**Exercise prompt**
Write the records out again exactly, leaving no images in.

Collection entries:

** Start **

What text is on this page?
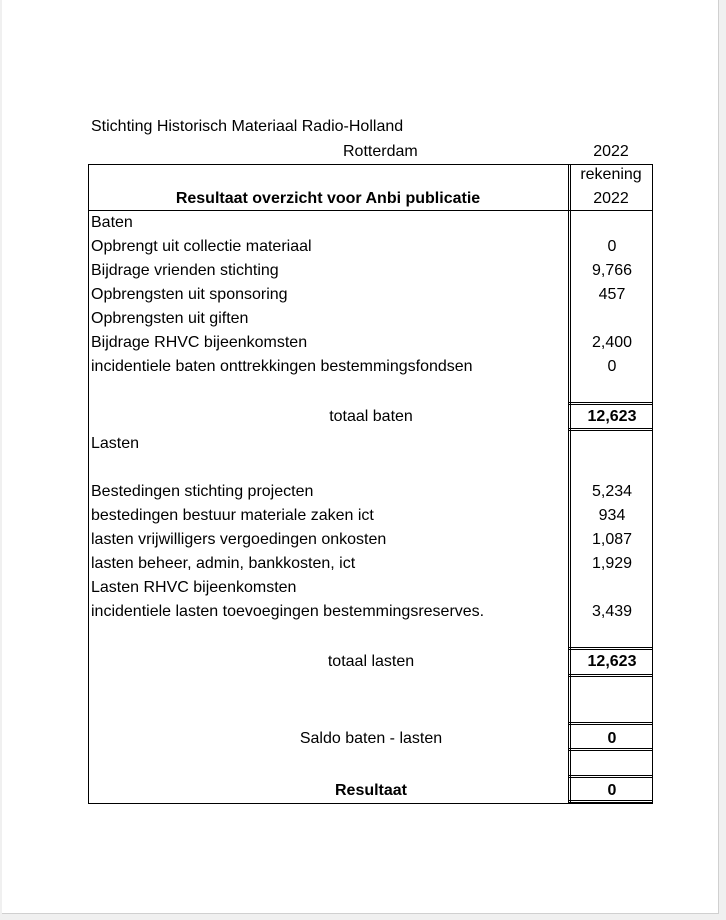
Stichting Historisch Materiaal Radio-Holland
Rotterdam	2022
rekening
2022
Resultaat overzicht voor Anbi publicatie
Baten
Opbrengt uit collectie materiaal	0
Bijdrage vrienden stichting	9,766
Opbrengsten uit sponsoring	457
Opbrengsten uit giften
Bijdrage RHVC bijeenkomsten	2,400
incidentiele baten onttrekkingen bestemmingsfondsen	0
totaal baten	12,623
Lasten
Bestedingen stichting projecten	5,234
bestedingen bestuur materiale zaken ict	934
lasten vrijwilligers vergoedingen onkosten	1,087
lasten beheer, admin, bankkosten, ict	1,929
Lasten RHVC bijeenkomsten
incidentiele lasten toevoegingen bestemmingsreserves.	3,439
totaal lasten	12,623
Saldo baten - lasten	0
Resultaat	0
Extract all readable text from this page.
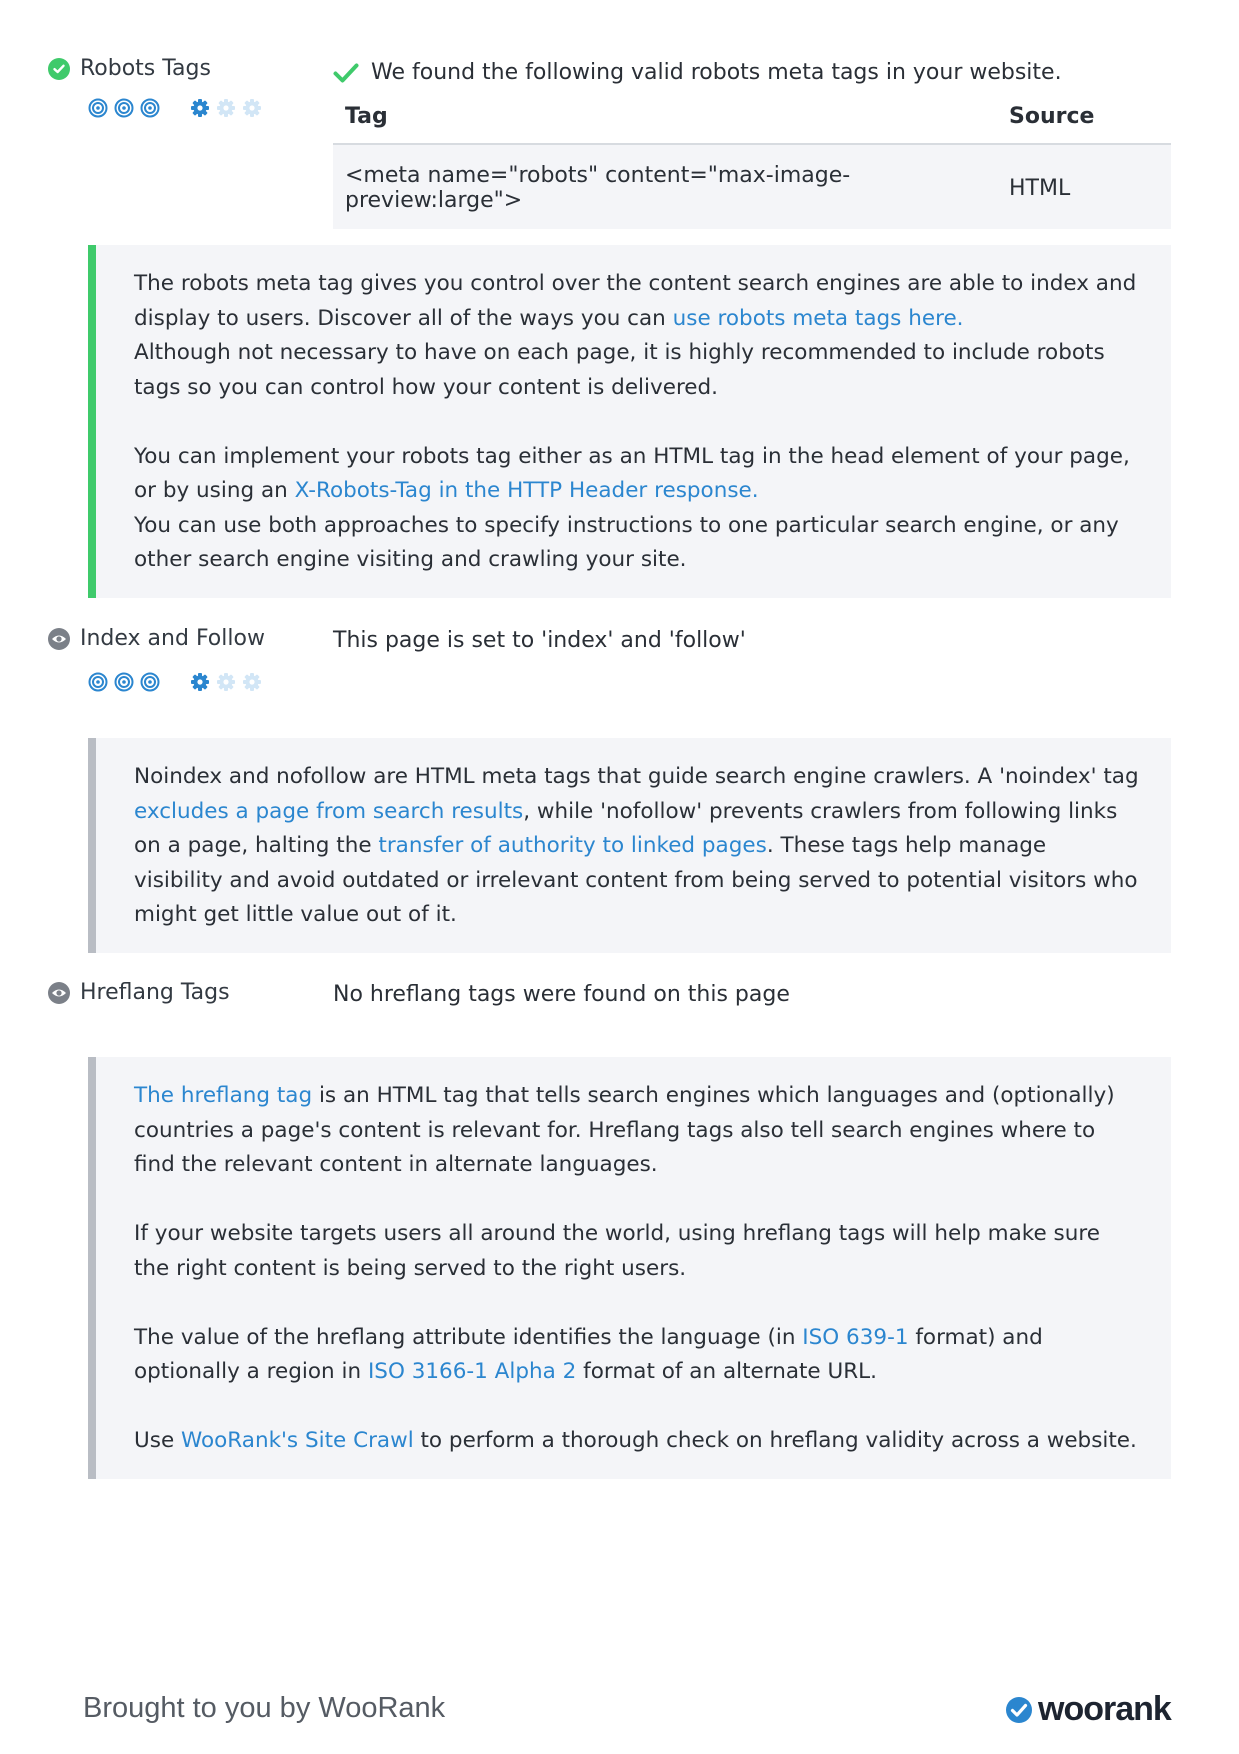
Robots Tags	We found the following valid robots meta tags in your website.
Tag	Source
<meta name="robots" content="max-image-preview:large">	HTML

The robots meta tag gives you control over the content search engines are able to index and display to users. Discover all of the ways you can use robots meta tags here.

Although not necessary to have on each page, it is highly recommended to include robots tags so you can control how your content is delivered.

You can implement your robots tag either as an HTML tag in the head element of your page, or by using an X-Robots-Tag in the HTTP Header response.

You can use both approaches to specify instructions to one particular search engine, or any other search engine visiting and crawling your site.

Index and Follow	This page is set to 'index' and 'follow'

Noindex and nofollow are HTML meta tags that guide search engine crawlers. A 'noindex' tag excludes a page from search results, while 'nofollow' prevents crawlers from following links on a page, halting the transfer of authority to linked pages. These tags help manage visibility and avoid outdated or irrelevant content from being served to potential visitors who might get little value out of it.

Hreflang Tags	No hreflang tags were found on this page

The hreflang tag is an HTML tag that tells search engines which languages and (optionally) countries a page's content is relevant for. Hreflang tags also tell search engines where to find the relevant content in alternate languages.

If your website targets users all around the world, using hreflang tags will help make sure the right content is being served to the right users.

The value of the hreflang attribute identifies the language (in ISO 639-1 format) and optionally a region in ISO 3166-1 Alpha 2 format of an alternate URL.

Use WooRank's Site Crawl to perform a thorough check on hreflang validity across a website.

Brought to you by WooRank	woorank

** End **

**Solution**
What text is on this page?
Stichting Historisch Materiaal Radio-Holland
Rotterdam	2022
rekening
2022
Resultaat overzicht voor Anbi publicatie
Baten
Opbrengt uit collectie materiaal	0
Bijdrage vrienden stichting	9,766
Opbrengsten uit sponsoring	457
Opbrengsten uit giften
Bijdrage RHVC bijeenkomsten	2,400
incidentiele baten onttrekkingen bestemmingsfondsen	0
totaal baten	12,623
Lasten
Bestedingen stichting projecten	5,234
bestedingen bestuur materiale zaken ict	934
lasten vrijwilligers vergoedingen onkosten	1,087
lasten beheer, admin, bankkosten, ict	1,929
Lasten RHVC bijeenkomsten
incidentiele lasten toevoegingen bestemmingsreserves.	3,439
totaal lasten	12,623
Saldo baten - lasten	0
Resultaat	0
Extract all readable text from this page.
Robots Tags	We found the following valid robots meta tags in your website.
Tag	Source
<meta name="robots" content="max-image-preview:large">	HTML

The robots meta tag gives you control over the content search engines are able to index and display to users. Discover all of the ways you can use robots meta tags here.

Although not necessary to have on each page, it is highly recommended to include robots tags so you can control how your content is delivered.

You can implement your robots tag either as an HTML tag in the head element of your page, or by using an X-Robots-Tag in the HTTP Header response.

You can use both approaches to specify instructions to one particular search engine, or any other search engine visiting and crawling your site.

Index and Follow	This page is set to 'index' and 'follow'

Noindex and nofollow are HTML meta tags that guide search engine crawlers. A 'noindex' tag excludes a page from search results, while 'nofollow' prevents crawlers from following links on a page, halting the transfer of authority to linked pages. These tags help manage visibility and avoid outdated or irrelevant content from being served to potential visitors who might get little value out of it.

Hreflang Tags	No hreflang tags were found on this page

The hreflang tag is an HTML tag that tells search engines which languages and (optionally) countries a page's content is relevant for. Hreflang tags also tell search engines where to find the relevant content in alternate languages.

If your website targets users all around the world, using hreflang tags will help make sure the right content is being served to the right users.

The value of the hreflang attribute identifies the language (in ISO 639-1 format) and optionally a region in ISO 3166-1 Alpha 2 format of an alternate URL.

Use WooRank's Site Crawl to perform a thorough check on hreflang validity across a website.

Brought to you by WooRank	woorank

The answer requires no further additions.